** start **

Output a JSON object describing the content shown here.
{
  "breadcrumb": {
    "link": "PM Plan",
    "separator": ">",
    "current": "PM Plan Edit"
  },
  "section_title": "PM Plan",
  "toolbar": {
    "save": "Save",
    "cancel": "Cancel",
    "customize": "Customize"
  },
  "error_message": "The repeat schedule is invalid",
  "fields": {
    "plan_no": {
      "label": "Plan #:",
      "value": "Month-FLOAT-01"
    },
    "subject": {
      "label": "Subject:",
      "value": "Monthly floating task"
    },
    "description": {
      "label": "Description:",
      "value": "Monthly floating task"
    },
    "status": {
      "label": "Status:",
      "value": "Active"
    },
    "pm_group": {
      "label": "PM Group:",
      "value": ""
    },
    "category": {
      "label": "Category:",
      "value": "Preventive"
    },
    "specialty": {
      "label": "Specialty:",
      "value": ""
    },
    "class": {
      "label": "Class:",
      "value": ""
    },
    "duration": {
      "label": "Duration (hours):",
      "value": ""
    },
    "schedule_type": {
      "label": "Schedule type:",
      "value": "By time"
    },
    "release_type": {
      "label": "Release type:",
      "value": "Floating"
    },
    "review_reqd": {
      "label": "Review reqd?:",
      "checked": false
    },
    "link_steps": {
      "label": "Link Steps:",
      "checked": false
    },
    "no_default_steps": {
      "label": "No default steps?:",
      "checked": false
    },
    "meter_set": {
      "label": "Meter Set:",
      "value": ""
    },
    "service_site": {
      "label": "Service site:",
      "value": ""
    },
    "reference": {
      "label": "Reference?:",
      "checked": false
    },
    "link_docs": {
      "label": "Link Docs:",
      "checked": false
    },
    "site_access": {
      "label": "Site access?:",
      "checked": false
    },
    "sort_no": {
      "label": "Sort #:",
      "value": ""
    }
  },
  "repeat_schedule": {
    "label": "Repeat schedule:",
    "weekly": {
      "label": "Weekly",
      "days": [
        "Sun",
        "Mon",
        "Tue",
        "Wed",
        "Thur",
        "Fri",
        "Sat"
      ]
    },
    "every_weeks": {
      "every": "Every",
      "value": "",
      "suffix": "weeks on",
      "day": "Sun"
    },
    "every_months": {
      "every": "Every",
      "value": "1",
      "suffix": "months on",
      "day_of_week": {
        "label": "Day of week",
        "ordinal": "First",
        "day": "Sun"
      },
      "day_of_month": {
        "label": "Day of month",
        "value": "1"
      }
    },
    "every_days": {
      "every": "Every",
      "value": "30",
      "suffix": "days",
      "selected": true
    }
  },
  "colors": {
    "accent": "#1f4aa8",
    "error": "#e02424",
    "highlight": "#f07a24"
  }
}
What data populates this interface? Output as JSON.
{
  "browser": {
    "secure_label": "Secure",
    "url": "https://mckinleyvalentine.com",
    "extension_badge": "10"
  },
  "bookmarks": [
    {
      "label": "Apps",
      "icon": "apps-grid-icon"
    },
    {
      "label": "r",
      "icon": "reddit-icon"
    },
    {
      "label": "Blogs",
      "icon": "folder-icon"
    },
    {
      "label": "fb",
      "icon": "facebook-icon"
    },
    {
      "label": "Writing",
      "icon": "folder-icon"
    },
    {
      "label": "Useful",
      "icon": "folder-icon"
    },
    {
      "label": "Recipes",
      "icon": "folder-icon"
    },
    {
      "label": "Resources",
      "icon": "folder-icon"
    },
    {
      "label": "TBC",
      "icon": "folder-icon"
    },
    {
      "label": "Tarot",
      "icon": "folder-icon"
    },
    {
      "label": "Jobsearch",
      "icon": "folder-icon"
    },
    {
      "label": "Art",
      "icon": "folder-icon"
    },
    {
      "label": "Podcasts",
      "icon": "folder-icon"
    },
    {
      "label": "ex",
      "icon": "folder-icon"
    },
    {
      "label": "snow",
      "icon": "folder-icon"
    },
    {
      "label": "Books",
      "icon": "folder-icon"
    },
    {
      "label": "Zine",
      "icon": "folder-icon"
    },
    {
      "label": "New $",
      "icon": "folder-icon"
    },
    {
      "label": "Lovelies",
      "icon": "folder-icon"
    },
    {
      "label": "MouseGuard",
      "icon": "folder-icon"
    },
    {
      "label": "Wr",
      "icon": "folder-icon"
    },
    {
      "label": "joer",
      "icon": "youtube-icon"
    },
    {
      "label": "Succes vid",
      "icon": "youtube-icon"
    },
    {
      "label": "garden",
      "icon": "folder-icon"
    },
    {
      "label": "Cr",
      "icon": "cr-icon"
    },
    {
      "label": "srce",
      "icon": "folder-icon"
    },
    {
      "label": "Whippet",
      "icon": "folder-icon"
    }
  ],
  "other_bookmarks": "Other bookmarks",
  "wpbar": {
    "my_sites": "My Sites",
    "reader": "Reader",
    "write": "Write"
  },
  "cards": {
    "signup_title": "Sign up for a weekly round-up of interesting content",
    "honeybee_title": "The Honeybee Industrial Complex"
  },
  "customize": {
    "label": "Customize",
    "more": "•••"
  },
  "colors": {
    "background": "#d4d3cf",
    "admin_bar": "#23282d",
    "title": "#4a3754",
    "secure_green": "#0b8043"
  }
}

** end **

What to work on
Repeat every record, exactly as written.

Task result
Output a JSON object describing the content shown here.
{
  "breadcrumb": {
    "link": "PM Plan",
    "separator": ">",
    "current": "PM Plan Edit"
  },
  "section_title": "PM Plan",
  "toolbar": {
    "save": "Save",
    "cancel": "Cancel",
    "customize": "Customize"
  },
  "error_message": "The repeat schedule is invalid",
  "fields": {
    "plan_no": {
      "label": "Plan #:",
      "value": "Month-FLOAT-01"
    },
    "subject": {
      "label": "Subject:",
      "value": "Monthly floating task"
    },
    "description": {
      "label": "Description:",
      "value": "Monthly floating task"
    },
    "status": {
      "label": "Status:",
      "value": "Active"
    },
    "pm_group": {
      "label": "PM Group:",
      "value": ""
    },
    "category": {
      "label": "Category:",
      "value": "Preventive"
    },
    "specialty": {
      "label": "Specialty:",
      "value": ""
    },
    "class": {
      "label": "Class:",
      "value": ""
    },
    "duration": {
      "label": "Duration (hours):",
      "value": ""
    },
    "schedule_type": {
      "label": "Schedule type:",
      "value": "By time"
    },
    "release_type": {
      "label": "Release type:",
      "value": "Floating"
    },
    "review_reqd": {
      "label": "Review reqd?:",
      "checked": false
    },
    "link_steps": {
      "label": "Link Steps:",
      "checked": false
    },
    "no_default_steps": {
      "label": "No default steps?:",
      "checked": false
    },
    "meter_set": {
      "label": "Meter Set:",
      "value": ""
    },
    "service_site": {
      "label": "Service site:",
      "value": ""
    },
    "reference": {
      "label": "Reference?:",
      "checked": false
    },
    "link_docs": {
      "label": "Link Docs:",
      "checked": false
    },
    "site_access": {
      "label": "Site access?:",
      "checked": false
    },
    "sort_no": {
      "label": "Sort #:",
      "value": ""
    }
  },
  "repeat_schedule": {
    "label": "Repeat schedule:",
    "weekly": {
      "label": "Weekly",
      "days": [
        "Sun",
        "Mon",
        "Tue",
        "Wed",
        "Thur",
        "Fri",
        "Sat"
      ]
    },
    "every_weeks": {
      "every": "Every",
      "value": "",
      "suffix": "weeks on",
      "day": "Sun"
    },
    "every_months": {
      "every": "Every",
      "value": "1",
      "suffix": "months on",
      "day_of_week": {
        "label": "Day of week",
        "ordinal": "First",
        "day": "Sun"
      },
      "day_of_month": {
        "label": "Day of month",
        "value": "1"
      }
    },
    "every_days": {
      "every": "Every",
      "value": "30",
      "suffix": "days",
      "selected": true
    }
  },
  "colors": {
    "accent": "#1f4aa8",
    "error": "#e02424",
    "highlight": "#f07a24"
  }
}
What data populates this interface? Output as JSON.
{
  "browser": {
    "secure_label": "Secure",
    "url": "https://mckinleyvalentine.com",
    "extension_badge": "10"
  },
  "bookmarks": [
    {
      "label": "Apps",
      "icon": "apps-grid-icon"
    },
    {
      "label": "r",
      "icon": "reddit-icon"
    },
    {
      "label": "Blogs",
      "icon": "folder-icon"
    },
    {
      "label": "fb",
      "icon": "facebook-icon"
    },
    {
      "label": "Writing",
      "icon": "folder-icon"
    },
    {
      "label": "Useful",
      "icon": "folder-icon"
    },
    {
      "label": "Recipes",
      "icon": "folder-icon"
    },
    {
      "label": "Resources",
      "icon": "folder-icon"
    },
    {
      "label": "TBC",
      "icon": "folder-icon"
    },
    {
      "label": "Tarot",
      "icon": "folder-icon"
    },
    {
      "label": "Jobsearch",
      "icon": "folder-icon"
    },
    {
      "label": "Art",
      "icon": "folder-icon"
    },
    {
      "label": "Podcasts",
      "icon": "folder-icon"
    },
    {
      "label": "ex",
      "icon": "folder-icon"
    },
    {
      "label": "snow",
      "icon": "folder-icon"
    },
    {
      "label": "Books",
      "icon": "folder-icon"
    },
    {
      "label": "Zine",
      "icon": "folder-icon"
    },
    {
      "label": "New $",
      "icon": "folder-icon"
    },
    {
      "label": "Lovelies",
      "icon": "folder-icon"
    },
    {
      "label": "MouseGuard",
      "icon": "folder-icon"
    },
    {
      "label": "Wr",
      "icon": "folder-icon"
    },
    {
      "label": "joer",
      "icon": "youtube-icon"
    },
    {
      "label": "Succes vid",
      "icon": "youtube-icon"
    },
    {
      "label": "garden",
      "icon": "folder-icon"
    },
    {
      "label": "Cr",
      "icon": "cr-icon"
    },
    {
      "label": "srce",
      "icon": "folder-icon"
    },
    {
      "label": "Whippet",
      "icon": "folder-icon"
    }
  ],
  "other_bookmarks": "Other bookmarks",
  "wpbar": {
    "my_sites": "My Sites",
    "reader": "Reader",
    "write": "Write"
  },
  "cards": {
    "signup_title": "Sign up for a weekly round-up of interesting content",
    "honeybee_title": "The Honeybee Industrial Complex"
  },
  "customize": {
    "label": "Customize",
    "more": "•••"
  },
  "colors": {
    "background": "#d4d3cf",
    "admin_bar": "#23282d",
    "title": "#4a3754",
    "secure_green": "#0b8043"
  }
}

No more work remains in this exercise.